▸ Directive:
Exact repetition is required: output every record in full.

##########

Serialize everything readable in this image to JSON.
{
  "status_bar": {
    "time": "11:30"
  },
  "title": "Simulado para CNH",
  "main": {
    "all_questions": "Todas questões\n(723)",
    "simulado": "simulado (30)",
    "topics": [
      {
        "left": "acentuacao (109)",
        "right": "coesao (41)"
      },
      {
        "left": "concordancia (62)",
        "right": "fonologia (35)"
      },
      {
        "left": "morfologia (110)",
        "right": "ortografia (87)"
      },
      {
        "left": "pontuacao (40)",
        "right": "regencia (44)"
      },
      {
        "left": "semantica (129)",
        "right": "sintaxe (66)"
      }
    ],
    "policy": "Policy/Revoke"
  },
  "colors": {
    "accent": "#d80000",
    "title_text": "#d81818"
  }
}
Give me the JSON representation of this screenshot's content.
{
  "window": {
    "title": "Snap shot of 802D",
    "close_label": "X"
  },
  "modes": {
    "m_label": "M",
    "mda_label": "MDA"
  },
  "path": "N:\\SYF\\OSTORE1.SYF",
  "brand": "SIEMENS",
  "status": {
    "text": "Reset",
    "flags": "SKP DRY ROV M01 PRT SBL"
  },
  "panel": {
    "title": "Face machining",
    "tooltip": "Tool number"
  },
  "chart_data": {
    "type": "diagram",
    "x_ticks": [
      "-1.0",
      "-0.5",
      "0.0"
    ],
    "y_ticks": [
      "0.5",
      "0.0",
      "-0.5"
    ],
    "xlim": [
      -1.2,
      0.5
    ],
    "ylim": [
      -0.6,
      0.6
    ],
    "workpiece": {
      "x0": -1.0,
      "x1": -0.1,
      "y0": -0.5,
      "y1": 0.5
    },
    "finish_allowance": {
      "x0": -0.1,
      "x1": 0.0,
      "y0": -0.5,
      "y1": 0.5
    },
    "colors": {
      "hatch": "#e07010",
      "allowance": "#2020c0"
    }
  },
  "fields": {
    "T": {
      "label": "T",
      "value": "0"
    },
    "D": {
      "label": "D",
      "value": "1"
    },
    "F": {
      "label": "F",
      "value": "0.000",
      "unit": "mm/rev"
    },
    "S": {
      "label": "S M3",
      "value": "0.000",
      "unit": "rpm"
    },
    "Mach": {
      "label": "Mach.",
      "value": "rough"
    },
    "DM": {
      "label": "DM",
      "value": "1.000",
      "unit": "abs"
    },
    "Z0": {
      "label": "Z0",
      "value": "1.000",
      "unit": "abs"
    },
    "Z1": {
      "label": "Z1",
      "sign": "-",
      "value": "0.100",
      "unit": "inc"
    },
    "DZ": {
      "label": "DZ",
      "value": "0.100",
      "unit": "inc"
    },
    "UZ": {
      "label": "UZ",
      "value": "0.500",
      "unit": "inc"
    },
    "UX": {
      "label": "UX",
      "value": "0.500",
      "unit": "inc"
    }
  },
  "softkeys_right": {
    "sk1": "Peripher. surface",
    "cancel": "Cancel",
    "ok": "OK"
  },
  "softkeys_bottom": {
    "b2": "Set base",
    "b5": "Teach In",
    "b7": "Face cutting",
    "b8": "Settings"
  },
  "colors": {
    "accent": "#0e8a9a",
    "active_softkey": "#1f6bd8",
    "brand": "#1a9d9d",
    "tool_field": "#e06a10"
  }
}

##########

▸ Answer in full:
Serialize everything readable in this image to JSON.
{
  "status_bar": {
    "time": "11:30"
  },
  "title": "Simulado para CNH",
  "main": {
    "all_questions": "Todas questões\n(723)",
    "simulado": "simulado (30)",
    "topics": [
      {
        "left": "acentuacao (109)",
        "right": "coesao (41)"
      },
      {
        "left": "concordancia (62)",
        "right": "fonologia (35)"
      },
      {
        "left": "morfologia (110)",
        "right": "ortografia (87)"
      },
      {
        "left": "pontuacao (40)",
        "right": "regencia (44)"
      },
      {
        "left": "semantica (129)",
        "right": "sintaxe (66)"
      }
    ],
    "policy": "Policy/Revoke"
  },
  "colors": {
    "accent": "#d80000",
    "title_text": "#d81818"
  }
}
Give me the JSON representation of this screenshot's content.
{
  "window": {
    "title": "Snap shot of 802D",
    "close_label": "X"
  },
  "modes": {
    "m_label": "M",
    "mda_label": "MDA"
  },
  "path": "N:\\SYF\\OSTORE1.SYF",
  "brand": "SIEMENS",
  "status": {
    "text": "Reset",
    "flags": "SKP DRY ROV M01 PRT SBL"
  },
  "panel": {
    "title": "Face machining",
    "tooltip": "Tool number"
  },
  "chart_data": {
    "type": "diagram",
    "x_ticks": [
      "-1.0",
      "-0.5",
      "0.0"
    ],
    "y_ticks": [
      "0.5",
      "0.0",
      "-0.5"
    ],
    "xlim": [
      -1.2,
      0.5
    ],
    "ylim": [
      -0.6,
      0.6
    ],
    "workpiece": {
      "x0": -1.0,
      "x1": -0.1,
      "y0": -0.5,
      "y1": 0.5
    },
    "finish_allowance": {
      "x0": -0.1,
      "x1": 0.0,
      "y0": -0.5,
      "y1": 0.5
    },
    "colors": {
      "hatch": "#e07010",
      "allowance": "#2020c0"
    }
  },
  "fields": {
    "T": {
      "label": "T",
      "value": "0"
    },
    "D": {
      "label": "D",
      "value": "1"
    },
    "F": {
      "label": "F",
      "value": "0.000",
      "unit": "mm/rev"
    },
    "S": {
      "label": "S M3",
      "value": "0.000",
      "unit": "rpm"
    },
    "Mach": {
      "label": "Mach.",
      "value": "rough"
    },
    "DM": {
      "label": "DM",
      "value": "1.000",
      "unit": "abs"
    },
    "Z0": {
      "label": "Z0",
      "value": "1.000",
      "unit": "abs"
    },
    "Z1": {
      "label": "Z1",
      "sign": "-",
      "value": "0.100",
      "unit": "inc"
    },
    "DZ": {
      "label": "DZ",
      "value": "0.100",
      "unit": "inc"
    },
    "UZ": {
      "label": "UZ",
      "value": "0.500",
      "unit": "inc"
    },
    "UX": {
      "label": "UX",
      "value": "0.500",
      "unit": "inc"
    }
  },
  "softkeys_right": {
    "sk1": "Peripher. surface",
    "cancel": "Cancel",
    "ok": "OK"
  },
  "softkeys_bottom": {
    "b2": "Set base",
    "b5": "Teach In",
    "b7": "Face cutting",
    "b8": "Settings"
  },
  "colors": {
    "accent": "#0e8a9a",
    "active_softkey": "#1f6bd8",
    "brand": "#1a9d9d",
    "tool_field": "#e06a10"
  }
}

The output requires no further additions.